(Figure collection entries)
- - - - - - -

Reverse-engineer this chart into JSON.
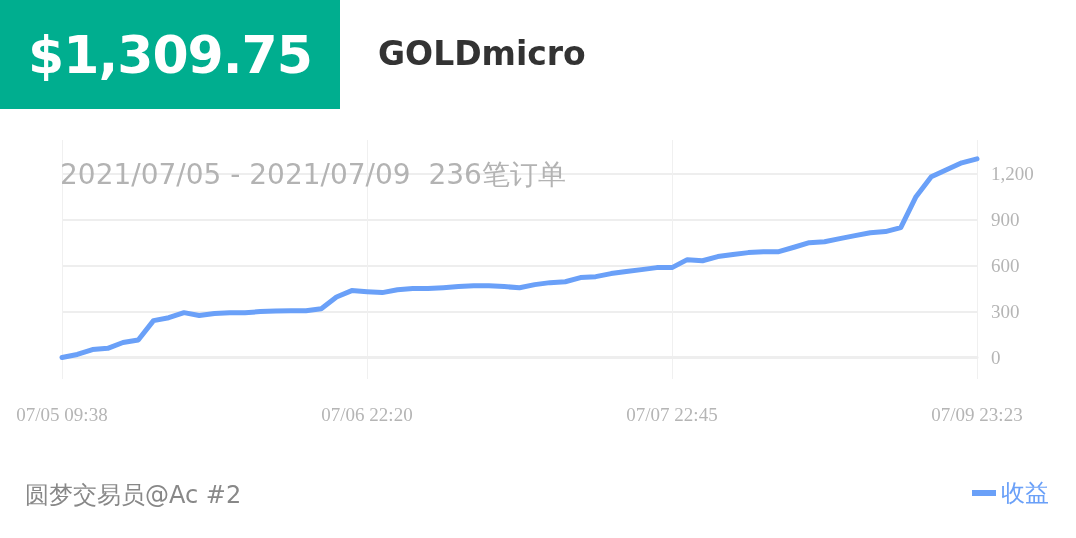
{
  "chart_data": {
    "type": "line",
    "title": "$1,309.75",
    "subtitle": "GOLDmicro",
    "annotations": [
      "2021/07/05 - 2021/07/09  236笔订单",
      "圆梦交易员@Ac #2"
    ],
    "categories": [
      "07/05 09:38",
      null,
      null,
      null,
      null,
      null,
      null,
      null,
      null,
      null,
      null,
      null,
      null,
      null,
      null,
      null,
      null,
      null,
      null,
      null,
      "07/06 22:20",
      null,
      null,
      null,
      null,
      null,
      null,
      null,
      null,
      null,
      null,
      null,
      null,
      null,
      null,
      null,
      null,
      null,
      null,
      null,
      "07/07 22:45",
      null,
      null,
      null,
      null,
      null,
      null,
      null,
      null,
      null,
      null,
      null,
      null,
      null,
      null,
      null,
      null,
      null,
      null,
      null,
      "07/09 23:23"
    ],
    "series": [
      {
        "name": "收益",
        "color": "#6aa0f8",
        "values": [
          0,
          20,
          52,
          60,
          98,
          115,
          241,
          260,
          293,
          274,
          287,
          293,
          293,
          300,
          304,
          306,
          306,
          319,
          395,
          437,
          430,
          424,
          443,
          450,
          450,
          456,
          463,
          469,
          469,
          463,
          456,
          476,
          489,
          495,
          522,
          528,
          548,
          561,
          574,
          587,
          587,
          639,
          632,
          659,
          672,
          685,
          691,
          691,
          720,
          750,
          756,
          776,
          796,
          815,
          822,
          848,
          1050,
          1180,
          1226,
          1271,
          1297
        ]
      }
    ],
    "ylim": [
      -140,
      1420
    ],
    "yticks": [
      0,
      300,
      600,
      900,
      {
        "value": 1200,
        "label": "1,200"
      }
    ],
    "grid": true,
    "legend": "bottom right",
    "marker": "none"
  }
}
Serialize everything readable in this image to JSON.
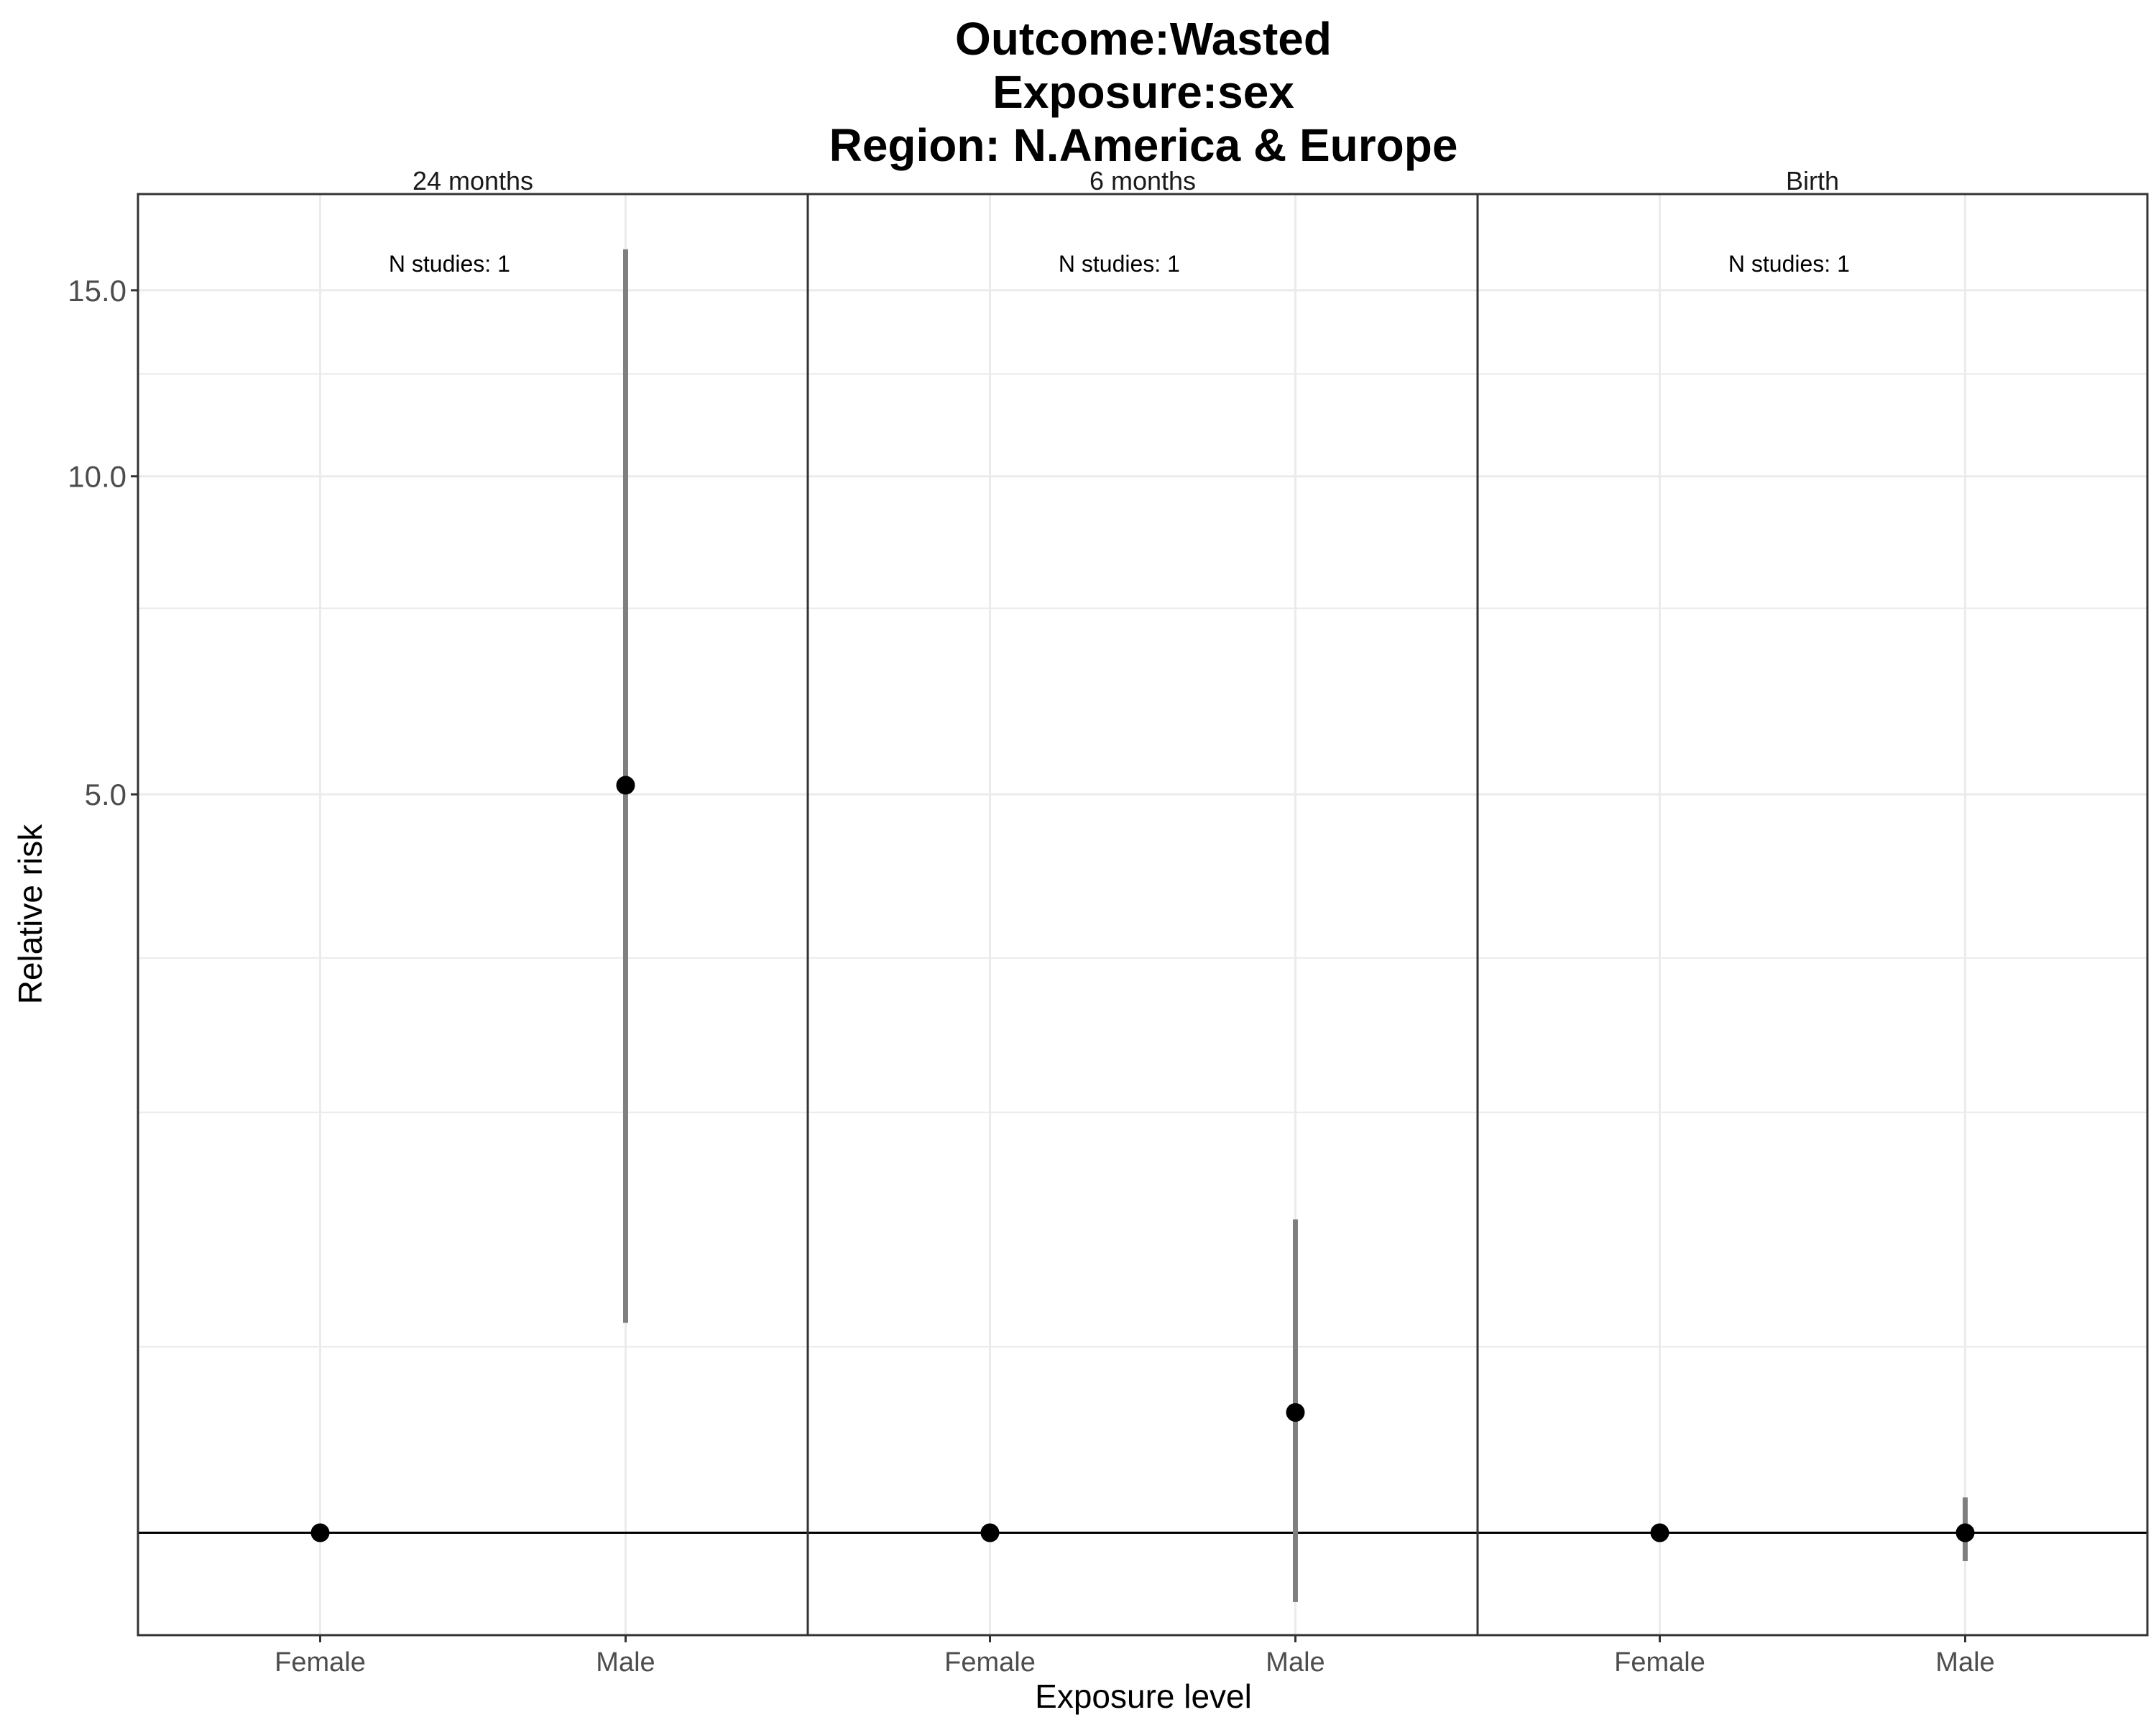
{
  "chart_data": {
    "type": "scatter",
    "title_lines": [
      "Outcome:Wasted",
      "Exposure:sex",
      "Region: N.America & Europe"
    ],
    "xlabel": "Exposure level",
    "ylabel": "Relative risk",
    "y_scale": "log",
    "ylim": [
      0.8,
      18.5
    ],
    "y_ticks": [
      5.0,
      10.0,
      15.0
    ],
    "y_tick_labels": [
      "5.0",
      "10.0",
      "15.0"
    ],
    "y_minor_gridlines": [
      1.5,
      2.5,
      3.5,
      7.5,
      12.5
    ],
    "reference_line": 1,
    "categories": [
      "Female",
      "Male"
    ],
    "grid": true,
    "panels": [
      {
        "label": "24 months",
        "annotation": "N studies: 1",
        "points": [
          {
            "category": "Female",
            "estimate": 1.0,
            "ci_lower": null,
            "ci_upper": null
          },
          {
            "category": "Male",
            "estimate": 5.1,
            "ci_lower": 1.58,
            "ci_upper": 16.4
          }
        ]
      },
      {
        "label": "6 months",
        "annotation": "N studies: 1",
        "points": [
          {
            "category": "Female",
            "estimate": 1.0,
            "ci_lower": null,
            "ci_upper": null
          },
          {
            "category": "Male",
            "estimate": 1.3,
            "ci_lower": 0.86,
            "ci_upper": 1.98
          }
        ]
      },
      {
        "label": "Birth",
        "annotation": "N studies: 1",
        "points": [
          {
            "category": "Female",
            "estimate": 1.0,
            "ci_lower": null,
            "ci_upper": null
          },
          {
            "category": "Male",
            "estimate": 1.0,
            "ci_lower": 0.94,
            "ci_upper": 1.08
          }
        ]
      }
    ],
    "colors": {
      "point": "#000000",
      "errorbar": "#7f7f7f",
      "grid": "#ebebeb",
      "panel_border": "#333333",
      "reference_line": "#000000"
    }
  }
}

- - - - - - -

### Problem description
Restate the data above word for word. Skip every picture.

### Worked answer
Reverse-engineer this chart into JSON.
{
  "chart_data": {
    "type": "line",
    "title": "$1,309.75",
    "subtitle": "GOLDmicro",
    "annotations": [
      "2021/07/05 - 2021/07/09  236笔订单",
      "圆梦交易员@Ac #2"
    ],
    "categories": [
      "07/05 09:38",
      null,
      null,
      null,
      null,
      null,
      null,
      null,
      null,
      null,
      null,
      null,
      null,
      null,
      null,
      null,
      null,
      null,
      null,
      null,
      "07/06 22:20",
      null,
      null,
      null,
      null,
      null,
      null,
      null,
      null,
      null,
      null,
      null,
      null,
      null,
      null,
      null,
      null,
      null,
      null,
      null,
      "07/07 22:45",
      null,
      null,
      null,
      null,
      null,
      null,
      null,
      null,
      null,
      null,
      null,
      null,
      null,
      null,
      null,
      null,
      null,
      null,
      null,
      "07/09 23:23"
    ],
    "series": [
      {
        "name": "收益",
        "color": "#6aa0f8",
        "values": [
          0,
          20,
          52,
          60,
          98,
          115,
          241,
          260,
          293,
          274,
          287,
          293,
          293,
          300,
          304,
          306,
          306,
          319,
          395,
          437,
          430,
          424,
          443,
          450,
          450,
          456,
          463,
          469,
          469,
          463,
          456,
          476,
          489,
          495,
          522,
          528,
          548,
          561,
          574,
          587,
          587,
          639,
          632,
          659,
          672,
          685,
          691,
          691,
          720,
          750,
          756,
          776,
          796,
          815,
          822,
          848,
          1050,
          1180,
          1226,
          1271,
          1297
        ]
      }
    ],
    "ylim": [
      -140,
      1420
    ],
    "yticks": [
      0,
      300,
      600,
      900,
      {
        "value": 1200,
        "label": "1,200"
      }
    ],
    "grid": true,
    "legend": "bottom right",
    "marker": "none"
  }
}
Serialize everything readable in this image to JSON.
{
  "chart_data": {
    "type": "scatter",
    "title_lines": [
      "Outcome:Wasted",
      "Exposure:sex",
      "Region: N.America & Europe"
    ],
    "xlabel": "Exposure level",
    "ylabel": "Relative risk",
    "y_scale": "log",
    "ylim": [
      0.8,
      18.5
    ],
    "y_ticks": [
      5.0,
      10.0,
      15.0
    ],
    "y_tick_labels": [
      "5.0",
      "10.0",
      "15.0"
    ],
    "y_minor_gridlines": [
      1.5,
      2.5,
      3.5,
      7.5,
      12.5
    ],
    "reference_line": 1,
    "categories": [
      "Female",
      "Male"
    ],
    "grid": true,
    "panels": [
      {
        "label": "24 months",
        "annotation": "N studies: 1",
        "points": [
          {
            "category": "Female",
            "estimate": 1.0,
            "ci_lower": null,
            "ci_upper": null
          },
          {
            "category": "Male",
            "estimate": 5.1,
            "ci_lower": 1.58,
            "ci_upper": 16.4
          }
        ]
      },
      {
        "label": "6 months",
        "annotation": "N studies: 1",
        "points": [
          {
            "category": "Female",
            "estimate": 1.0,
            "ci_lower": null,
            "ci_upper": null
          },
          {
            "category": "Male",
            "estimate": 1.3,
            "ci_lower": 0.86,
            "ci_upper": 1.98
          }
        ]
      },
      {
        "label": "Birth",
        "annotation": "N studies: 1",
        "points": [
          {
            "category": "Female",
            "estimate": 1.0,
            "ci_lower": null,
            "ci_upper": null
          },
          {
            "category": "Male",
            "estimate": 1.0,
            "ci_lower": 0.94,
            "ci_upper": 1.08
          }
        ]
      }
    ],
    "colors": {
      "point": "#000000",
      "errorbar": "#7f7f7f",
      "grid": "#ebebeb",
      "panel_border": "#333333",
      "reference_line": "#000000"
    }
  }
}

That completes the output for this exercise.